GOAL: Find every line of the listing below where "Администрации" appears, and copy it.

STORED ROWS:
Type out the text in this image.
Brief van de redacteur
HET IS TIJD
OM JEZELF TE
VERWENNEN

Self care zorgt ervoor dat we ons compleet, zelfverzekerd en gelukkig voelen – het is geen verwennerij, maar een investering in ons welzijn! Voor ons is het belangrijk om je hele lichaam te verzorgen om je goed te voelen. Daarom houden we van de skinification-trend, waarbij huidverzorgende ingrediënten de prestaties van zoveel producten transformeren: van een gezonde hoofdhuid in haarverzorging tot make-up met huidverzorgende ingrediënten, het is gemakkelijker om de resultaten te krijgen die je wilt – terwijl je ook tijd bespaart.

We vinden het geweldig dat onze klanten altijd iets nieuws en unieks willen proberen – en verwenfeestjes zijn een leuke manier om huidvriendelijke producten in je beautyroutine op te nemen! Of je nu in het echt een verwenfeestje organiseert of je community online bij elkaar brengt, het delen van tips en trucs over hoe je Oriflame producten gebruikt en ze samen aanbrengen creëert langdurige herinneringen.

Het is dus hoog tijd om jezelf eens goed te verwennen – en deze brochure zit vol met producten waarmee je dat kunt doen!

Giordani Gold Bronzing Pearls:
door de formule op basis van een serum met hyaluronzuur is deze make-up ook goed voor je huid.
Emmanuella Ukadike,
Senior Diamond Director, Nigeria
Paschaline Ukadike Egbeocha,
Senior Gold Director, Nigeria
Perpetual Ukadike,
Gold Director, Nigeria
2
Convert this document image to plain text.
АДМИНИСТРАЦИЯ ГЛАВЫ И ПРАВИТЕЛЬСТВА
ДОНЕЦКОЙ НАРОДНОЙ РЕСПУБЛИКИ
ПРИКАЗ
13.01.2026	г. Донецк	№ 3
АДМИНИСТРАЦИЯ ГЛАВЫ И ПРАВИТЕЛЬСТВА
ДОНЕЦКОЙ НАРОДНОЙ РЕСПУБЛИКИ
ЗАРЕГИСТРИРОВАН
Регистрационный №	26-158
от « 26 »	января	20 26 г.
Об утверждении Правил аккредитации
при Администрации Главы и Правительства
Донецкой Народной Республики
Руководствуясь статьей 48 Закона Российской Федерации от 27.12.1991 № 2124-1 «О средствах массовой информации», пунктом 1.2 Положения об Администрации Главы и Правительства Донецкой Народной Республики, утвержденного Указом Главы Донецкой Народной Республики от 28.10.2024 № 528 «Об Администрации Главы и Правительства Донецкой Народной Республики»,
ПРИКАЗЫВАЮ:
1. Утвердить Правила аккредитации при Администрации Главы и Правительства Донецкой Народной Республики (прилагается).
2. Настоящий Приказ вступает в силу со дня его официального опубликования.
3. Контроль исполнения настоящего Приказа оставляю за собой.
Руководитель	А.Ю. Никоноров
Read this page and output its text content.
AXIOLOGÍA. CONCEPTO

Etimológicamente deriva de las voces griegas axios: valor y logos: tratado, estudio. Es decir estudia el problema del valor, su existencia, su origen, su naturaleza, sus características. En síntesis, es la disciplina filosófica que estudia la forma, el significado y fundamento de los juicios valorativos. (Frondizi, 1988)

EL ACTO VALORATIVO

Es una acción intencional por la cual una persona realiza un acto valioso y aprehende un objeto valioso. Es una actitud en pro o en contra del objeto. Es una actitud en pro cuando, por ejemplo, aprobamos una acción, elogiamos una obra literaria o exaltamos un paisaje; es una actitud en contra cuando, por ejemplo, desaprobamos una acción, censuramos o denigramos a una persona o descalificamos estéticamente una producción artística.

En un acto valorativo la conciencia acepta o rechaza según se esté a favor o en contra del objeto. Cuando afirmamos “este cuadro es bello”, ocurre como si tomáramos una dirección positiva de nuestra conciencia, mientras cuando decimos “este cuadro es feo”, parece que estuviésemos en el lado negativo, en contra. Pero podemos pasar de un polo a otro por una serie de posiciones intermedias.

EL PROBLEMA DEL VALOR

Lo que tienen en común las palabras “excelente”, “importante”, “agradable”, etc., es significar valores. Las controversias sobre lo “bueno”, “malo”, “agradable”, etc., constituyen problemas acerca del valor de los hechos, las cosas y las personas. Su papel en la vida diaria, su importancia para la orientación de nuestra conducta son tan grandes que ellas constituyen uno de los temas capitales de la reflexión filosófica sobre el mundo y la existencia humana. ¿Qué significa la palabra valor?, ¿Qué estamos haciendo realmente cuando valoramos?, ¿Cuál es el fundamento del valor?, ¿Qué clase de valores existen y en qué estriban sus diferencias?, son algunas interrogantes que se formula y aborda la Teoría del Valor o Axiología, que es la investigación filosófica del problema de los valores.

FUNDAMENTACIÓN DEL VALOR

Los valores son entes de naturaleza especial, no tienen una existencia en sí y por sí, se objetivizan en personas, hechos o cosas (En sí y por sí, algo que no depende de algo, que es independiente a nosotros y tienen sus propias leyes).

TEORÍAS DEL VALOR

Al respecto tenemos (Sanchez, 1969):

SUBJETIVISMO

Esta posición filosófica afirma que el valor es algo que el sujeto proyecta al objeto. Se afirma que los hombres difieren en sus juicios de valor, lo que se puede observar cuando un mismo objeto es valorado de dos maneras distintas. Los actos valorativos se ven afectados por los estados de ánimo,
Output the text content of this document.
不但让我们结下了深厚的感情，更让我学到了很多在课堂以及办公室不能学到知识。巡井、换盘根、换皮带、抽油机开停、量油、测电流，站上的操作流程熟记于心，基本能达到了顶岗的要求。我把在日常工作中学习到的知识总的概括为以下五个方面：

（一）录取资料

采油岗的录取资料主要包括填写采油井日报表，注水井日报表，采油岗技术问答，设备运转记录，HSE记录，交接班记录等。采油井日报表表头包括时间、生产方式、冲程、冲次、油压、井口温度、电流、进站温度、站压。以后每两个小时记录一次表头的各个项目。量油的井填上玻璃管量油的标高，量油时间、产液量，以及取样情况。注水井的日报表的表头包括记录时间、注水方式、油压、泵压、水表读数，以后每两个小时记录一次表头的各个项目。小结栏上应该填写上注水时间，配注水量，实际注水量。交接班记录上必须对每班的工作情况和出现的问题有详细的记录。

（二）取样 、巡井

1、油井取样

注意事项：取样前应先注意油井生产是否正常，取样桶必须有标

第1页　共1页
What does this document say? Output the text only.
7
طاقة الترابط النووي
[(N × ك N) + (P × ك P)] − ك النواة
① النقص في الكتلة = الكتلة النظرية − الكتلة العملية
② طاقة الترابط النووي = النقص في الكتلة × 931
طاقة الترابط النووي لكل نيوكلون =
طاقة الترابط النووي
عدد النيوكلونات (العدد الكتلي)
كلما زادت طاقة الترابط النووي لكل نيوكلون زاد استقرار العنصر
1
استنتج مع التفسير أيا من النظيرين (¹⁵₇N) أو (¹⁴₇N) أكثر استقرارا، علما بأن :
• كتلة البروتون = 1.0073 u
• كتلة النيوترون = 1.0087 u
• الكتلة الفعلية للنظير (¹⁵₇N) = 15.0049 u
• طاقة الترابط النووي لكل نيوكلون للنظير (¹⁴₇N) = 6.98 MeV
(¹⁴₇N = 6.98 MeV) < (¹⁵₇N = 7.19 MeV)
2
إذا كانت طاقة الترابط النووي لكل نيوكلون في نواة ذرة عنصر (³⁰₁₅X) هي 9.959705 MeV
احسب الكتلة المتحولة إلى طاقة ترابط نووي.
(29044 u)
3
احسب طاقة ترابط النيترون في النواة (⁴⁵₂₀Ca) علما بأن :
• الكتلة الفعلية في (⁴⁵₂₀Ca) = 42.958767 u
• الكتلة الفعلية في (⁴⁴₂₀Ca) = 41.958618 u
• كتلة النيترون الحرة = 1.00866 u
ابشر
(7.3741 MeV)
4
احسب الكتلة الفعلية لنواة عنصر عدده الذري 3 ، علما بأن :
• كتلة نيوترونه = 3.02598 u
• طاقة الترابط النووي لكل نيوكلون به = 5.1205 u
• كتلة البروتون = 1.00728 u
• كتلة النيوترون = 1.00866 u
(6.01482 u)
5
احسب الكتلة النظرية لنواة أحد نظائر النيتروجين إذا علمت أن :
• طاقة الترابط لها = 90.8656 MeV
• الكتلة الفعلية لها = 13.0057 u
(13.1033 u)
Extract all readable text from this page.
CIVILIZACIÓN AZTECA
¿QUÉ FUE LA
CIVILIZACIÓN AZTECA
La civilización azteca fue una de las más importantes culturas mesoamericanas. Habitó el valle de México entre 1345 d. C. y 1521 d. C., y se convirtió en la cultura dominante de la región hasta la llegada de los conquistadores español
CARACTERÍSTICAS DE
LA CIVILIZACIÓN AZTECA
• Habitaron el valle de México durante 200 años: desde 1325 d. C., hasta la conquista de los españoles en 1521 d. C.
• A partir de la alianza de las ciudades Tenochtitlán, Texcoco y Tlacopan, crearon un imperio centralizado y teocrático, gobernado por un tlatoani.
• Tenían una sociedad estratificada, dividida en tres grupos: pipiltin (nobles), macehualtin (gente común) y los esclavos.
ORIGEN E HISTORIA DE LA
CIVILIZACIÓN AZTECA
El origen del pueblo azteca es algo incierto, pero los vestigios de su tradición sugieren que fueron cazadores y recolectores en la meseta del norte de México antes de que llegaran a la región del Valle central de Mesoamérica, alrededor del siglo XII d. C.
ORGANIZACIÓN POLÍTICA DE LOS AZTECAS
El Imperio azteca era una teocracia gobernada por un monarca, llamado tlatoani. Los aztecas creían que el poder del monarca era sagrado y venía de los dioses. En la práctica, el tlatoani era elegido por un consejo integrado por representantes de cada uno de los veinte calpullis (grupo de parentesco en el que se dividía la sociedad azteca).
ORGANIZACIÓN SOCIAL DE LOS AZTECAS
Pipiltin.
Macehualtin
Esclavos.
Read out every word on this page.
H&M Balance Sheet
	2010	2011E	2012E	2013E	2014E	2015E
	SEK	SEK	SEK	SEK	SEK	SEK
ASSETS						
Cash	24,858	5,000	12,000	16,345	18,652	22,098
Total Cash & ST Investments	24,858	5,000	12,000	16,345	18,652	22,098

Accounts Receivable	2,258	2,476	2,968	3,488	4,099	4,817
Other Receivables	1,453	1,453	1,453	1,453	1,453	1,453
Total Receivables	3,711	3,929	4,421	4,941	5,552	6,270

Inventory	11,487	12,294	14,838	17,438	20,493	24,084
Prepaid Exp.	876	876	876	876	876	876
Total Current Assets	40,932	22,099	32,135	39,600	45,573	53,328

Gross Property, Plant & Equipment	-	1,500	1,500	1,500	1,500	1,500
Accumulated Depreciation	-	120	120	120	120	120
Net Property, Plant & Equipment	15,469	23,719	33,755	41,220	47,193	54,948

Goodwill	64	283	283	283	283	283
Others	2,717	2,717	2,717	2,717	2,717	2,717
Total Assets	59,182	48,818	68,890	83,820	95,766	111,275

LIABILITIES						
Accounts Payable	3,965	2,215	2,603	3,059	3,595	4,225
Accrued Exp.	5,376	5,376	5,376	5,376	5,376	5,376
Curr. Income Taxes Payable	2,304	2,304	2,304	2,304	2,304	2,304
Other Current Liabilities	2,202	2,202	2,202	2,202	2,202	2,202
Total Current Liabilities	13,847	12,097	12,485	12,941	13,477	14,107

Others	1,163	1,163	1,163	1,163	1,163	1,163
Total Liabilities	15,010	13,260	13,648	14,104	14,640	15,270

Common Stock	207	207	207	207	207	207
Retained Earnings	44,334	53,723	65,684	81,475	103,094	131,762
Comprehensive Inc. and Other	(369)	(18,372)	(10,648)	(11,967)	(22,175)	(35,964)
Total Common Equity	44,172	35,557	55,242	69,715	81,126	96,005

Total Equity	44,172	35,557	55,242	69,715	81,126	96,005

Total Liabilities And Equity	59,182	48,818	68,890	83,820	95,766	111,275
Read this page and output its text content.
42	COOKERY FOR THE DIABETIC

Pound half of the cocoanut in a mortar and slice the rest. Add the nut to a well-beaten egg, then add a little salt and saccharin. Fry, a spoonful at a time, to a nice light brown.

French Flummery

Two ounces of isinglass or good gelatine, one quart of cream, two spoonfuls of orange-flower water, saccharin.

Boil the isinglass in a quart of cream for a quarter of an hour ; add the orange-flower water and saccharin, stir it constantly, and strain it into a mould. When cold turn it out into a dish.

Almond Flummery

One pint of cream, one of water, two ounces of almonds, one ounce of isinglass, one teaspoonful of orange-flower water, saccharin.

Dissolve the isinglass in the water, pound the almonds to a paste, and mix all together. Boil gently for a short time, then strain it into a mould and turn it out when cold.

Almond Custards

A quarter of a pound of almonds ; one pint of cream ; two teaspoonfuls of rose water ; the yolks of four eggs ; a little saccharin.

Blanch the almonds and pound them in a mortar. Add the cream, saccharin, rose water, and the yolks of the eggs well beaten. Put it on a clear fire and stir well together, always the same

RESULT OF THIS TASK:
при Администрации Главы и Правительства
Руководствуясь статьей 48 Закона Российской Федерации от 27.12.1991 № 2124-1 «О средствах массовой информации», пунктом 1.2 Положения об Администрации Главы и Правительства Донецкой Народной Республики, утвержденного Указом Главы Донецкой Народной Республики от 28.10.2024 № 528 «Об Администрации Главы и Правительства Донецкой Народной Республики»,
1. Утвердить Правила аккредитации при Администрации Главы и Правительства Донецкой Народной Республики (прилагается).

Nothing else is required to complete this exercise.